# TEXT BLOCK
========================================================================

Equalising the gunwales to make them symmetrical requires not only special carpentry skills, but also the right material. One must choose long pieces of wood that have as straight a grain as possible—any natural twisting, common to most pieces of wood, will affect the way that the gunwales bend when drawn apart. The ideal material for a gunwale is a single piece, long and straight enough, with as few knots as possible; ideally, both gunwales should be made by splitting a single piece into two pieces that are equally strong because they share the same internal structure (Arima 1975: 110-111; Petersen 1986: 22).

In many parts of the Arctic, it is extremely rare to find driftwood of the quality and length to make gunwales out of a single piece (Alix 2009; Grønnow 1996). Many kayaks collected from around the Arctic have gunwales that are assembled from multiple pieces, which are scarfed together by a variety of different joints. Figure 5 shows several examples of scarfed gunwales, including three from different archaeological contexts in Greenland. In all cases, each gunwale segment has very straight grain, even though the pieces are not long enough to span the entire length of the kayak. Scarf joints were probably the primary way of building gunwales before wood became available commercially. Wherever ideal pieces of driftwood were unavailable, or wherever scarfing was preferred to achieve a specific form, builders evaluated different pieces in terms of their compatibility with each other and how they could be assembled and bound together.

========================================================================

# DATASET CONTENT

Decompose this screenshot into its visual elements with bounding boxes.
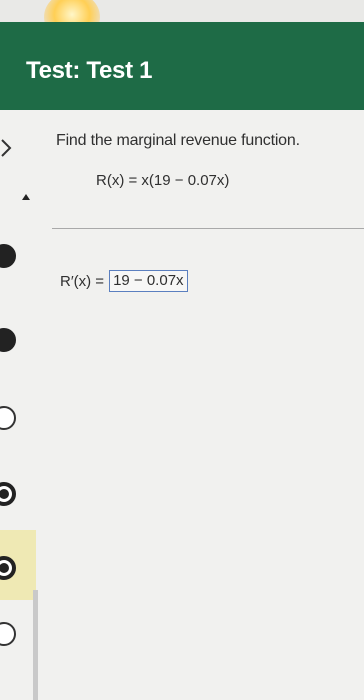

========================================================================

# PROBLEM SET
(a) According to the text on kayak gunwales, why should both gunwales ideally be made by splitting one piece of wood?
(b) Write the next paragraph of the text on kayak gunwales, picking up after its last sentence.

# ANSWERS TO EACH TASK
(a) Because the two halves are equally strong, sharing the same internal structure.

(b)
Once the two gunwales have been matched to form a symmetrical outline, they are held in the desired shape by crosspieces (Figures 2 and 6). Crosspieces have to be securely attached to the gunwales so that they can hold the gunwales in the correct position and will not loosen during normal operation. Crosspieces also have to be shaped and fitted well enough to prevent creaking that would compromise stalking of prey as the kayak moves. For this, a number of different techniques can be used. Mortises can be made in the gunwales, and carved crosspieces placed into them in a locking position. Other strategies employ a more flexible joint where the crosspiece is mortised only halfway and is lashed into place using a variety of materials such as bearded sealskin line and braided sinew. The archaeological examples in Figure 5 show mortises cut only partially into the gunwale, whereas in many examples the joints are fully locked (Petersen 1986). In either case, when carving into the gunwales, the builder has to carve perpendicular to the grain to form a mortise so that the crosspiece can be tightly placed. Again, gunwales need to have a straight grain, as mortises further weaken the frame, and such weakening is especially problematic where the grain “runs out” of the strake (Figure 3).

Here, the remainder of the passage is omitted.